### [OBJETIVO]
Transcribe, por favor, sin ningún cambio las líneas de todos los registros.

[Registros de datos]
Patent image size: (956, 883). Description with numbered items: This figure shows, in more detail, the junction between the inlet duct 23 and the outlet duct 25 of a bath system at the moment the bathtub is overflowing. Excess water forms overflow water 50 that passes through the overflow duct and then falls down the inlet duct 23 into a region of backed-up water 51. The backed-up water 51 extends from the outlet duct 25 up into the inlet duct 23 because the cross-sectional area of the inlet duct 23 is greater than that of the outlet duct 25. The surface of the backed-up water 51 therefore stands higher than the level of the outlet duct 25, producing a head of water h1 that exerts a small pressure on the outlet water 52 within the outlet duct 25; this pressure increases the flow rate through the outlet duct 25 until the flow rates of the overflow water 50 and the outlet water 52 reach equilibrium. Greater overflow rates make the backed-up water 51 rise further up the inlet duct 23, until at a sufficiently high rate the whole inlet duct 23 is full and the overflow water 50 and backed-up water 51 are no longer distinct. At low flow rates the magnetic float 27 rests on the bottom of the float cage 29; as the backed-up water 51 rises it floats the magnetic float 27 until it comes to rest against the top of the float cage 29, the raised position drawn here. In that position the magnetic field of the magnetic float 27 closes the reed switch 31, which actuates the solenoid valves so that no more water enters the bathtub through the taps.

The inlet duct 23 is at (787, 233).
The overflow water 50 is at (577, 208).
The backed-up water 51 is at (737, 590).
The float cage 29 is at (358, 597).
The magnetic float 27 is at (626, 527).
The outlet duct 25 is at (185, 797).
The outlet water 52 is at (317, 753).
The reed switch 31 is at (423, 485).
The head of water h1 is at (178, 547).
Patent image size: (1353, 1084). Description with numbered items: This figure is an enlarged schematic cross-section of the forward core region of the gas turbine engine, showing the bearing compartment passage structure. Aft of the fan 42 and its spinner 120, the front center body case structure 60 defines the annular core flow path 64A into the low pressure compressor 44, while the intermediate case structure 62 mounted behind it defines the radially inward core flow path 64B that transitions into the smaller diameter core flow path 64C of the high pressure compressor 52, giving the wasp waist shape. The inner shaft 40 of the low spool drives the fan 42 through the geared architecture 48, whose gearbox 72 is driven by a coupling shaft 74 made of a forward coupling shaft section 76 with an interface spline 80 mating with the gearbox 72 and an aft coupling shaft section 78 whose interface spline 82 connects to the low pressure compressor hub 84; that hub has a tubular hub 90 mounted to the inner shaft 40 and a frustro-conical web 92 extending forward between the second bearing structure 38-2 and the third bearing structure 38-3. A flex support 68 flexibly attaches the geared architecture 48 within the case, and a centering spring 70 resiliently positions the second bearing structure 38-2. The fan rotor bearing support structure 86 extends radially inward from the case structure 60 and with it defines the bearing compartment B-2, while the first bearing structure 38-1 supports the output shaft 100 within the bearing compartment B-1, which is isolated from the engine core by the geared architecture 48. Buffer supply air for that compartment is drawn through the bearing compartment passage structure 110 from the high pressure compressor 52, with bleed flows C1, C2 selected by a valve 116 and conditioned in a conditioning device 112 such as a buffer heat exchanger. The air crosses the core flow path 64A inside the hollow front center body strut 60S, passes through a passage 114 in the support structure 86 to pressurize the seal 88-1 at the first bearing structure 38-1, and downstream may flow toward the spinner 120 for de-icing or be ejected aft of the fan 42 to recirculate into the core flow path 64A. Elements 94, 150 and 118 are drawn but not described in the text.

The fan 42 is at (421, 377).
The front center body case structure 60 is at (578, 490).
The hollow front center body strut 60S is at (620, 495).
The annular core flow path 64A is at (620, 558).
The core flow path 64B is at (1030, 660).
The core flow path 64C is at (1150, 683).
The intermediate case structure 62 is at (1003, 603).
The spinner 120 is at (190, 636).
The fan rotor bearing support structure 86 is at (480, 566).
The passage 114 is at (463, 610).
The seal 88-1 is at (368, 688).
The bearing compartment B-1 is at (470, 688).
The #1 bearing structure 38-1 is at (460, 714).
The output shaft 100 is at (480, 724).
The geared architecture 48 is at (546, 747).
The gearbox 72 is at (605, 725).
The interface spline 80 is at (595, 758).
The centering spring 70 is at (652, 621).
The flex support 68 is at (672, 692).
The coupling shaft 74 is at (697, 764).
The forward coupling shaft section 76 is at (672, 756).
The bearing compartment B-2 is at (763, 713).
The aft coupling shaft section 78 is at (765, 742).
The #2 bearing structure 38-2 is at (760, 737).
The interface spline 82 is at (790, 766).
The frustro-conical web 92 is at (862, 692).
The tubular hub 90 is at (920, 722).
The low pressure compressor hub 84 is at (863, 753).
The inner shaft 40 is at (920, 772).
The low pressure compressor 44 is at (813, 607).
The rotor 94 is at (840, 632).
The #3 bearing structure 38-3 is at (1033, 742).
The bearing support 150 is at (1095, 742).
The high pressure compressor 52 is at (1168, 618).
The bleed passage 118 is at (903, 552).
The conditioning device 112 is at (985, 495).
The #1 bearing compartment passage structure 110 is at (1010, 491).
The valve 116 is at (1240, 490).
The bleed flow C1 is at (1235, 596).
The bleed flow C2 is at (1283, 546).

### [SOLUCIÓN DEL EJERCICIO]
Patent image size: (956, 883). Description with numbered items: This figure shows, in more detail, the junction between the inlet duct 23 and the outlet duct 25 of a bath system at the moment the bathtub is overflowing. Excess water forms overflow water 50 that passes through the overflow duct and then falls down the inlet duct 23 into a region of backed-up water 51. The backed-up water 51 extends from the outlet duct 25 up into the inlet duct 23 because the cross-sectional area of the inlet duct 23 is greater than that of the outlet duct 25. The surface of the backed-up water 51 therefore stands higher than the level of the outlet duct 25, producing a head of water h1 that exerts a small pressure on the outlet water 52 within the outlet duct 25; this pressure increases the flow rate through the outlet duct 25 until the flow rates of the overflow water 50 and the outlet water 52 reach equilibrium. Greater overflow rates make the backed-up water 51 rise further up the inlet duct 23, until at a sufficiently high rate the whole inlet duct 23 is full and the overflow water 50 and backed-up water 51 are no longer distinct. At low flow rates the magnetic float 27 rests on the bottom of the float cage 29; as the backed-up water 51 rises it floats the magnetic float 27 until it comes to rest against the top of the float cage 29, the raised position drawn here. In that position the magnetic field of the magnetic float 27 closes the reed switch 31, which actuates the solenoid valves so that no more water enters the bathtub through the taps.

The inlet duct 23 is at (787, 233).
The overflow water 50 is at (577, 208).
The backed-up water 51 is at (737, 590).
The float cage 29 is at (358, 597).
The magnetic float 27 is at (626, 527).
The outlet duct 25 is at (185, 797).
The outlet water 52 is at (317, 753).
The reed switch 31 is at (423, 485).
The head of water h1 is at (178, 547).
Patent image size: (1353, 1084). Description with numbered items: This figure is an enlarged schematic cross-section of the forward core region of the gas turbine engine, showing the bearing compartment passage structure. Aft of the fan 42 and its spinner 120, the front center body case structure 60 defines the annular core flow path 64A into the low pressure compressor 44, while the intermediate case structure 62 mounted behind it defines the radially inward core flow path 64B that transitions into the smaller diameter core flow path 64C of the high pressure compressor 52, giving the wasp waist shape. The inner shaft 40 of the low spool drives the fan 42 through the geared architecture 48, whose gearbox 72 is driven by a coupling shaft 74 made of a forward coupling shaft section 76 with an interface spline 80 mating with the gearbox 72 and an aft coupling shaft section 78 whose interface spline 82 connects to the low pressure compressor hub 84; that hub has a tubular hub 90 mounted to the inner shaft 40 and a frustro-conical web 92 extending forward between the second bearing structure 38-2 and the third bearing structure 38-3. A flex support 68 flexibly attaches the geared architecture 48 within the case, and a centering spring 70 resiliently positions the second bearing structure 38-2. The fan rotor bearing support structure 86 extends radially inward from the case structure 60 and with it defines the bearing compartment B-2, while the first bearing structure 38-1 supports the output shaft 100 within the bearing compartment B-1, which is isolated from the engine core by the geared architecture 48. Buffer supply air for that compartment is drawn through the bearing compartment passage structure 110 from the high pressure compressor 52, with bleed flows C1, C2 selected by a valve 116 and conditioned in a conditioning device 112 such as a buffer heat exchanger. The air crosses the core flow path 64A inside the hollow front center body strut 60S, passes through a passage 114 in the support structure 86 to pressurize the seal 88-1 at the first bearing structure 38-1, and downstream may flow toward the spinner 120 for de-icing or be ejected aft of the fan 42 to recirculate into the core flow path 64A. Elements 94, 150 and 118 are drawn but not described in the text.

The fan 42 is at (421, 377).
The front center body case structure 60 is at (578, 490).
The hollow front center body strut 60S is at (620, 495).
The annular core flow path 64A is at (620, 558).
The core flow path 64B is at (1030, 660).
The core flow path 64C is at (1150, 683).
The intermediate case structure 62 is at (1003, 603).
The spinner 120 is at (190, 636).
The fan rotor bearing support structure 86 is at (480, 566).
The passage 114 is at (463, 610).
The seal 88-1 is at (368, 688).
The bearing compartment B-1 is at (470, 688).
The #1 bearing structure 38-1 is at (460, 714).
The output shaft 100 is at (480, 724).
The geared architecture 48 is at (546, 747).
The gearbox 72 is at (605, 725).
The interface spline 80 is at (595, 758).
The centering spring 70 is at (652, 621).
The flex support 68 is at (672, 692).
The coupling shaft 74 is at (697, 764).
The forward coupling shaft section 76 is at (672, 756).
The bearing compartment B-2 is at (763, 713).
The aft coupling shaft section 78 is at (765, 742).
The #2 bearing structure 38-2 is at (760, 737).
The interface spline 82 is at (790, 766).
The frustro-conical web 92 is at (862, 692).
The tubular hub 90 is at (920, 722).
The low pressure compressor hub 84 is at (863, 753).
The inner shaft 40 is at (920, 772).
The low pressure compressor 44 is at (813, 607).
The rotor 94 is at (840, 632).
The #3 bearing structure 38-3 is at (1033, 742).
The bearing support 150 is at (1095, 742).
The high pressure compressor 52 is at (1168, 618).
The bleed passage 118 is at (903, 552).
The conditioning device 112 is at (985, 495).
The #1 bearing compartment passage structure 110 is at (1010, 491).
The valve 116 is at (1240, 490).
The bleed flow C1 is at (1235, 596).
The bleed flow C2 is at (1283, 546).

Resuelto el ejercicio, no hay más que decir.